## ENTRIES

● ● ● ● ●

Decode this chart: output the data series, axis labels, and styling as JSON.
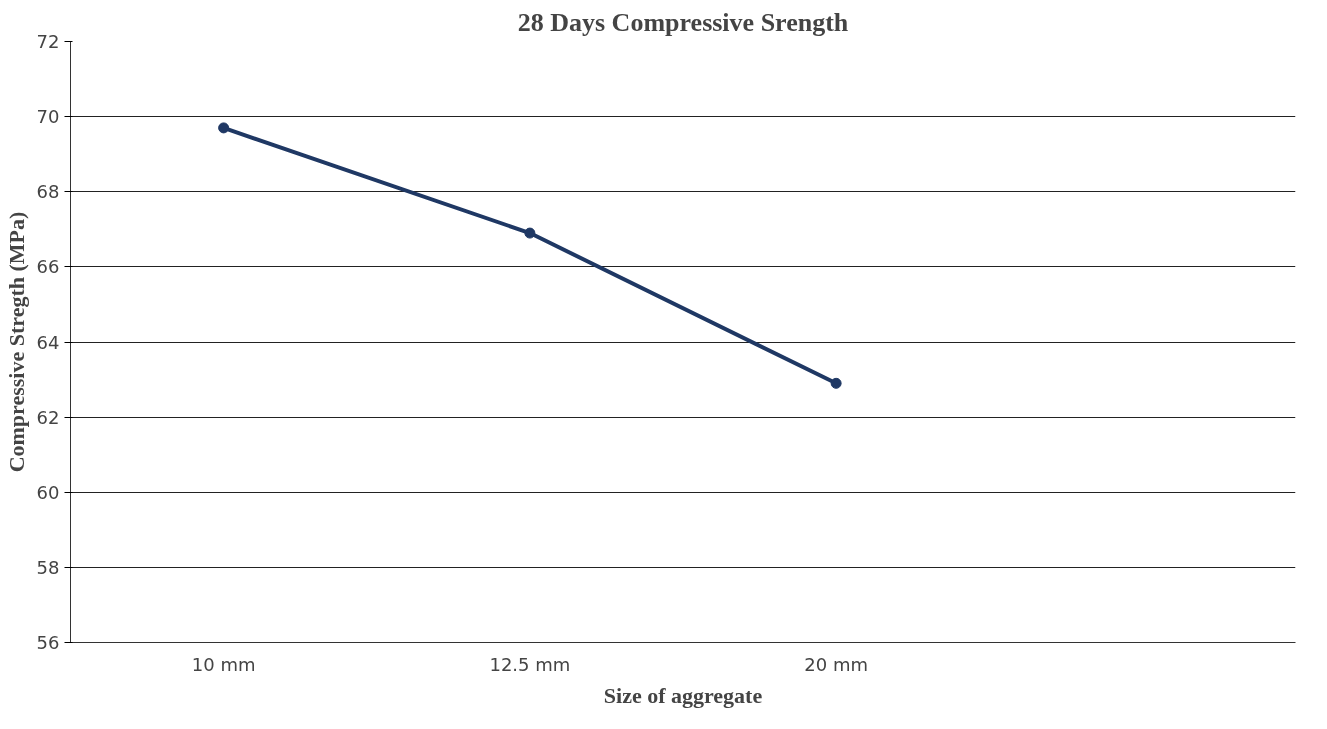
{
  "chart_data": {
    "type": "line",
    "title": "28 Days Compressive Srength",
    "xlabel": "Size of aggregate",
    "ylabel": "Compressive Stregth (MPa)",
    "categories": [
      "10 mm",
      "12.5 mm",
      "20 mm",
      null
    ],
    "series": [
      {
        "color": "#1f3864",
        "values": [
          69.7,
          66.9,
          62.9,
          null
        ]
      }
    ],
    "ylim": [
      56,
      72
    ],
    "yticks": [
      56,
      58,
      60,
      62,
      64,
      66,
      68,
      70,
      72
    ],
    "grid": "y",
    "marker": "circle",
    "line_style": "solid"
  }
}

● ● ● ● ●

## WHAT IS EXPECTED
Strip the images and reproduce the remaining records precisely.

## SOLUTION TO THIS PROBLEM
Decode this chart: output the data series, axis labels, and styling as JSON.
{
  "chart_data": {
    "type": "line",
    "title": "28 Days Compressive Srength",
    "xlabel": "Size of aggregate",
    "ylabel": "Compressive Stregth (MPa)",
    "categories": [
      "10 mm",
      "12.5 mm",
      "20 mm",
      null
    ],
    "series": [
      {
        "color": "#1f3864",
        "values": [
          69.7,
          66.9,
          62.9,
          null
        ]
      }
    ],
    "ylim": [
      56,
      72
    ],
    "yticks": [
      56,
      58,
      60,
      62,
      64,
      66,
      68,
      70,
      72
    ],
    "grid": "y",
    "marker": "circle",
    "line_style": "solid"
  }
}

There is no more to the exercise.